• _Data for processing_
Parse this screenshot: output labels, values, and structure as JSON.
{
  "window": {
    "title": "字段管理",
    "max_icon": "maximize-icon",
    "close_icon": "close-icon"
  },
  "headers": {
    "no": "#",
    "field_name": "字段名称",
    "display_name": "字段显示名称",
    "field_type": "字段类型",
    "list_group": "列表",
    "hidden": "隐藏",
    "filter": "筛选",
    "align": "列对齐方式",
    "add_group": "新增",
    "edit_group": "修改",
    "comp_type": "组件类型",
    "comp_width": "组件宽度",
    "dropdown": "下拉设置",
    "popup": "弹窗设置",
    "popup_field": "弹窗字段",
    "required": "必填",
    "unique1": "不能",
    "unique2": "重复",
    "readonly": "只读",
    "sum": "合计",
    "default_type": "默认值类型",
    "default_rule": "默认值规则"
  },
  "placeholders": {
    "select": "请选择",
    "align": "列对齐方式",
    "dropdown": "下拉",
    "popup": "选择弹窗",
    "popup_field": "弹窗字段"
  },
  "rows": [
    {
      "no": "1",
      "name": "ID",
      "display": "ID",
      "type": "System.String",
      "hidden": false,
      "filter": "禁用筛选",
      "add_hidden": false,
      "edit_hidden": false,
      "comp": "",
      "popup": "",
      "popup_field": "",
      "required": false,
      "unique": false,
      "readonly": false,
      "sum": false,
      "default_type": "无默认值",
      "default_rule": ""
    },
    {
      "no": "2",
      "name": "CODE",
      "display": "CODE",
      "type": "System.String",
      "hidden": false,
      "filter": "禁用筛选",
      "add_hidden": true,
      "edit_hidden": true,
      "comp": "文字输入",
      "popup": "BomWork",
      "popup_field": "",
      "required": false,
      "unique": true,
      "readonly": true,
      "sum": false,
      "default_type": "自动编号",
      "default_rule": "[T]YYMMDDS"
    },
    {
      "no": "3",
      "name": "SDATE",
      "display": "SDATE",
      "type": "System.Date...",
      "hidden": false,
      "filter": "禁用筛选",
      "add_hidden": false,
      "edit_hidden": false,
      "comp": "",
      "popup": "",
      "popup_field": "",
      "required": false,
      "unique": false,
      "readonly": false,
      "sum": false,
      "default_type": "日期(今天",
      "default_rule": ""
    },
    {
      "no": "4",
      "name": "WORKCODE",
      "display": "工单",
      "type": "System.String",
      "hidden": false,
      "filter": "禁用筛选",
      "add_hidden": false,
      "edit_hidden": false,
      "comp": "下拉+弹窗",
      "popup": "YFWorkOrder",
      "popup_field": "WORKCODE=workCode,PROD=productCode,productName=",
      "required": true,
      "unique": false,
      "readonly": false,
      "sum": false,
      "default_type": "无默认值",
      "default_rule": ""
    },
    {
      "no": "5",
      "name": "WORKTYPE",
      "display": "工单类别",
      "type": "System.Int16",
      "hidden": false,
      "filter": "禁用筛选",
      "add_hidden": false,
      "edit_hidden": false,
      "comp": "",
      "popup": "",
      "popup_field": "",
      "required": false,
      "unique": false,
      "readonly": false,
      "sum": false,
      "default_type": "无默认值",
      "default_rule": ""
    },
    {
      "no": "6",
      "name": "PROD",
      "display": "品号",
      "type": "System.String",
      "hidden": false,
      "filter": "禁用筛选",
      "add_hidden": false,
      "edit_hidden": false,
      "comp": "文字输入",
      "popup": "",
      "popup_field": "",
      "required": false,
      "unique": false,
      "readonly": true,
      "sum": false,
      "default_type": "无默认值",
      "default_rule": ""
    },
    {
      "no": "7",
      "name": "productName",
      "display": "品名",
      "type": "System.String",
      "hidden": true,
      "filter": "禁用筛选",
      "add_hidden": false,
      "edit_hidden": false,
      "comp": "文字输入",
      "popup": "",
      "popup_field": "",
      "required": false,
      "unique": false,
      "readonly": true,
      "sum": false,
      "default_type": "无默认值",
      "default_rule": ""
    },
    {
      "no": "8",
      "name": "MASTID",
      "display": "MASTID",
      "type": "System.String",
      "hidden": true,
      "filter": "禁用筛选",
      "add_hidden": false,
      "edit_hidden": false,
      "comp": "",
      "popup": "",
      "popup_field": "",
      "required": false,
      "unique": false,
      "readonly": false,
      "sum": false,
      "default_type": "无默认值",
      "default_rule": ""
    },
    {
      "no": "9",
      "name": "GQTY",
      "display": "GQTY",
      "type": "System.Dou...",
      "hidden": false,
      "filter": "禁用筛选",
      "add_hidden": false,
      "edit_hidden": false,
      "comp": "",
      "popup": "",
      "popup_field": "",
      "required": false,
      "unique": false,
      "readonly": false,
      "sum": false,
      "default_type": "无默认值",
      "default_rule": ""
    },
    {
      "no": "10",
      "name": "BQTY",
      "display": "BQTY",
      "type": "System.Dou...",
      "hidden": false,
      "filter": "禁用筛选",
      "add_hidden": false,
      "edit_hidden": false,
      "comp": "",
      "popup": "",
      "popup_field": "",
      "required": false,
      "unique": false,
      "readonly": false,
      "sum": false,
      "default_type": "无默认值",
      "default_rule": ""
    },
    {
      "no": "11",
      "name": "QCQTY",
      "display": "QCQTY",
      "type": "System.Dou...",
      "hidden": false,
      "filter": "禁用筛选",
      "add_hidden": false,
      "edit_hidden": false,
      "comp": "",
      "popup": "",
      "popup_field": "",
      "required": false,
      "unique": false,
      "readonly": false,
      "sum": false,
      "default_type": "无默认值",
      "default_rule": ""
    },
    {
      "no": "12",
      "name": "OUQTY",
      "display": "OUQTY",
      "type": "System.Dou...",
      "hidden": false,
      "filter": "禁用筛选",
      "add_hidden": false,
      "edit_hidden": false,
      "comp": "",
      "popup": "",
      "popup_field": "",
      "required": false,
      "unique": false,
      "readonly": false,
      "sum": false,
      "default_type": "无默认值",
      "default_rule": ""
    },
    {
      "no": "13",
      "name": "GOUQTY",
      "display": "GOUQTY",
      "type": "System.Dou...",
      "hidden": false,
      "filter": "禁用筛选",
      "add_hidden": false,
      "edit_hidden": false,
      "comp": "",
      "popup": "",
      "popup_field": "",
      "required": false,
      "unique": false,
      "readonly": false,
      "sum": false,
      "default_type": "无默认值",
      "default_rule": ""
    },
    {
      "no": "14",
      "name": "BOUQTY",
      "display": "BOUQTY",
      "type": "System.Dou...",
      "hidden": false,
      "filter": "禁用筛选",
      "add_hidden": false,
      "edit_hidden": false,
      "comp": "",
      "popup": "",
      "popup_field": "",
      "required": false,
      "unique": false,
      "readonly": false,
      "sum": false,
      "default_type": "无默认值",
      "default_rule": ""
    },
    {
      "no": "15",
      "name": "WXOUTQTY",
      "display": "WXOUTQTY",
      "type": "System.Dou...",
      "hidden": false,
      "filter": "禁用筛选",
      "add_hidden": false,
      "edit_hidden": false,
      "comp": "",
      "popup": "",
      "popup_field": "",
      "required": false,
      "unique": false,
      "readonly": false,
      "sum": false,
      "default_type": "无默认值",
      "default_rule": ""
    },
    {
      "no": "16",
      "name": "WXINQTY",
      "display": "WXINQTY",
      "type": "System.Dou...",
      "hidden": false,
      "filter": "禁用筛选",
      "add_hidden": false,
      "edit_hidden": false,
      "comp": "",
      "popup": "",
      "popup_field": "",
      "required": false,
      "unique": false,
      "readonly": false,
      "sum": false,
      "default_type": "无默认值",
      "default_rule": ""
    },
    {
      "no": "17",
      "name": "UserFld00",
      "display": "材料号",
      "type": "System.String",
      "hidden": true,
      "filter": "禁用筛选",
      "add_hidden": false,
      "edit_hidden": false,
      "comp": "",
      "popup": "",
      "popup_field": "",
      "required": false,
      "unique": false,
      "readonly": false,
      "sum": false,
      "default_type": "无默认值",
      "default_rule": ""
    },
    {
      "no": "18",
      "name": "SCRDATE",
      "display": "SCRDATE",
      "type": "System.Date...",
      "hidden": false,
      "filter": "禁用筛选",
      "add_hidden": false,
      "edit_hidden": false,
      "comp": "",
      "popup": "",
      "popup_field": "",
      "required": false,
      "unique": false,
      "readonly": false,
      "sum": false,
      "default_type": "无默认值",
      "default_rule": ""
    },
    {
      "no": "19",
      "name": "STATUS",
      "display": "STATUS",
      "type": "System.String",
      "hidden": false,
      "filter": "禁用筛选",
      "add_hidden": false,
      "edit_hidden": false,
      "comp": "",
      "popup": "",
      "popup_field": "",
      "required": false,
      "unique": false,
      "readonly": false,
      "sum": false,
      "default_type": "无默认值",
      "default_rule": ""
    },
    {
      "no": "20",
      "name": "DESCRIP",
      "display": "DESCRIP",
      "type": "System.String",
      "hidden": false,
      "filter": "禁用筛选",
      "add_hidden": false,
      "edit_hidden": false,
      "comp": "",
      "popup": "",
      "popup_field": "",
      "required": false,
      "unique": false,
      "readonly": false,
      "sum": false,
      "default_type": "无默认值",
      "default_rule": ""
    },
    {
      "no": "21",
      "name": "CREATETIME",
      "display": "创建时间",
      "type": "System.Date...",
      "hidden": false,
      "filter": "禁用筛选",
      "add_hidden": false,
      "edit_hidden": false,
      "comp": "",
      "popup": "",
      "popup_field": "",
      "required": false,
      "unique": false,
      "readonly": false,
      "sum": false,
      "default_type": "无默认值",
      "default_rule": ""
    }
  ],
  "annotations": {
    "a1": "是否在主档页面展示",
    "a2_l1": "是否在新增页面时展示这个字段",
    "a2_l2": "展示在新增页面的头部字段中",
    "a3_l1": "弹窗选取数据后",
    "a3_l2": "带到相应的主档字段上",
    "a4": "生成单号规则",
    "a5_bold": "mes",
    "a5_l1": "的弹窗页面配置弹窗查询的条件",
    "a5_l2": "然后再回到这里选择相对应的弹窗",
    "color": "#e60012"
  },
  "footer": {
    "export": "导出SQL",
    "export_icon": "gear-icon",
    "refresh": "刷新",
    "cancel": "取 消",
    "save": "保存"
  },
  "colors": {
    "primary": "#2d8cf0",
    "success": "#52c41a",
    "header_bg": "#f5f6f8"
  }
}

• _What you should do_
Examine the records and pull out every line where the string "icon" occurs.

• _Response to this exercise_
    "max_icon": "maximize-icon",
    "close_icon": "close-icon"
    "export_icon": "gear-icon",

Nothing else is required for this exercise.